>> Start DATA SHOWN
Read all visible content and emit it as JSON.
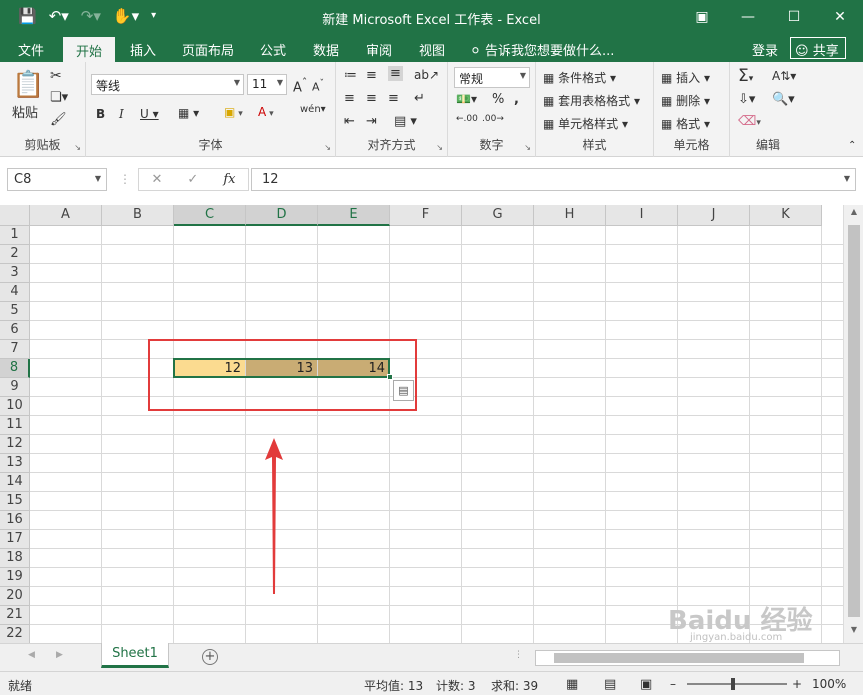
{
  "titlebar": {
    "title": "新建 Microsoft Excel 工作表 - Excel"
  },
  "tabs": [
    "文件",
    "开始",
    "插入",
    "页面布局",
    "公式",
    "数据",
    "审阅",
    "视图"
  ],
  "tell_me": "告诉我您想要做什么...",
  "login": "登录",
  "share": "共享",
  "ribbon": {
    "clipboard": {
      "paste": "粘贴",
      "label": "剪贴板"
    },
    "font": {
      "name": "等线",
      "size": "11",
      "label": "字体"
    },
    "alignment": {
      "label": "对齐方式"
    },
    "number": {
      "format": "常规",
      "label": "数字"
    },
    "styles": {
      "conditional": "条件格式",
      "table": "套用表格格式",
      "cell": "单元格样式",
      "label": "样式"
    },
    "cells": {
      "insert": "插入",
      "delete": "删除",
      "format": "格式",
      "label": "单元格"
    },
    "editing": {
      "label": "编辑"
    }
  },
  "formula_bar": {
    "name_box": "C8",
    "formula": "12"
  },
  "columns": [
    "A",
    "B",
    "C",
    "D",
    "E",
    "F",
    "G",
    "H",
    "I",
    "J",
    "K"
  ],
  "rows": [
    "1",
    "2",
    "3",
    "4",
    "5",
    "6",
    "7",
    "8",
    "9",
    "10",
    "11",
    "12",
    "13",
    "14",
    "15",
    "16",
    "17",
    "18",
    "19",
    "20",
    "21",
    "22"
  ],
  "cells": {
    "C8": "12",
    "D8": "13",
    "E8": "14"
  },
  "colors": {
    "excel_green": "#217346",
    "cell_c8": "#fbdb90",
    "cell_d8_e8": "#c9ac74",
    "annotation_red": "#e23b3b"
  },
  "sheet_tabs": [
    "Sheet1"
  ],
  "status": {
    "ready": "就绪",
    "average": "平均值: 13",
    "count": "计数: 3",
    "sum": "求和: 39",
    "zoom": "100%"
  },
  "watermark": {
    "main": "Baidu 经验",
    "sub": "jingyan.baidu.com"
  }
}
>> End DATA SHOWN
>> Start DATA SHOWN
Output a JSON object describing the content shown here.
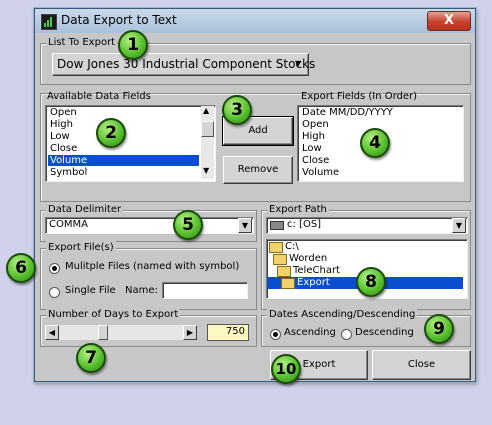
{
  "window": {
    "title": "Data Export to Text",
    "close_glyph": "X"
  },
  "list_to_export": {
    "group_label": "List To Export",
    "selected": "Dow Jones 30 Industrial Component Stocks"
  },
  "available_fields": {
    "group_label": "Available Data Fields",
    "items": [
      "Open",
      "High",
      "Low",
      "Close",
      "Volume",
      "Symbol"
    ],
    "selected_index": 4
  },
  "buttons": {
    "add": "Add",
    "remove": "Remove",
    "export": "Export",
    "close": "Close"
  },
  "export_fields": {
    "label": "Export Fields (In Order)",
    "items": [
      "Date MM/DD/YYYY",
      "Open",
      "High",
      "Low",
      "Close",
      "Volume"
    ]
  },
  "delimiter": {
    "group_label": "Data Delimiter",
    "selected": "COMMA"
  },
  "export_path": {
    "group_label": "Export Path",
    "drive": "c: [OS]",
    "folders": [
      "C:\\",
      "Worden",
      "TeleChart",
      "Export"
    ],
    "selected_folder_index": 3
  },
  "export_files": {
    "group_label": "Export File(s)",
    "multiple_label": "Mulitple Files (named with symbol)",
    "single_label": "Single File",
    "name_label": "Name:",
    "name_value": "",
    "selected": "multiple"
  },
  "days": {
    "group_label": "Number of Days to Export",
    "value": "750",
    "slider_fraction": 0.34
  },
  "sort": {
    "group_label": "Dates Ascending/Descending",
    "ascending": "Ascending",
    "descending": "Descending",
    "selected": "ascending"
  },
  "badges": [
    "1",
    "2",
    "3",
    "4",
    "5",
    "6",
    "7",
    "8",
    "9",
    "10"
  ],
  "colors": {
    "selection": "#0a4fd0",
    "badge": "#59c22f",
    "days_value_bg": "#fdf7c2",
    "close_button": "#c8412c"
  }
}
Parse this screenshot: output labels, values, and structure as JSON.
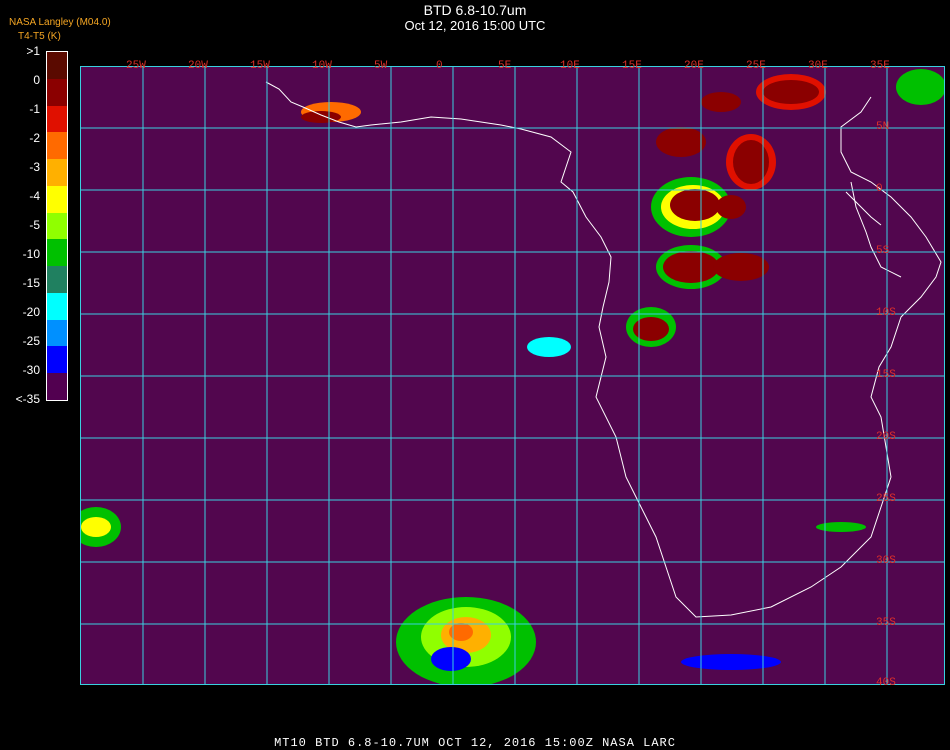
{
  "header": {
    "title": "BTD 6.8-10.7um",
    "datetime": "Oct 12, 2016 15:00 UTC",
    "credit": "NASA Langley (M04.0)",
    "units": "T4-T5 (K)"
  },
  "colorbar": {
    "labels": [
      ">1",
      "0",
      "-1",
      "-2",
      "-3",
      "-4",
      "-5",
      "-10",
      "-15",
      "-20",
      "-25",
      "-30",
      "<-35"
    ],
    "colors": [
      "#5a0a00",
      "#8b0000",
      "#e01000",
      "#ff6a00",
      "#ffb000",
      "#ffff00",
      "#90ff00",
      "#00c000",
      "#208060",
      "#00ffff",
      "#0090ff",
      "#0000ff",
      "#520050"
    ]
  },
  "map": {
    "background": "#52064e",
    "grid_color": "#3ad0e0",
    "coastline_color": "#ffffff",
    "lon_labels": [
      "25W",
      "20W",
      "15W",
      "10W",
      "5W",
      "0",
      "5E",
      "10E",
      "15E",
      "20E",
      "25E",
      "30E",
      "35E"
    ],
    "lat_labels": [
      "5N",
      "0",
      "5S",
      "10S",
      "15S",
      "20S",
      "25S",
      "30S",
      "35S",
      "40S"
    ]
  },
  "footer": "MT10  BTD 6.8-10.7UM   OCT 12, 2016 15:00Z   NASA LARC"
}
>> End DATA SHOWN
In the data above, count the lines where the word "Descending" appears; reply with the number only.

2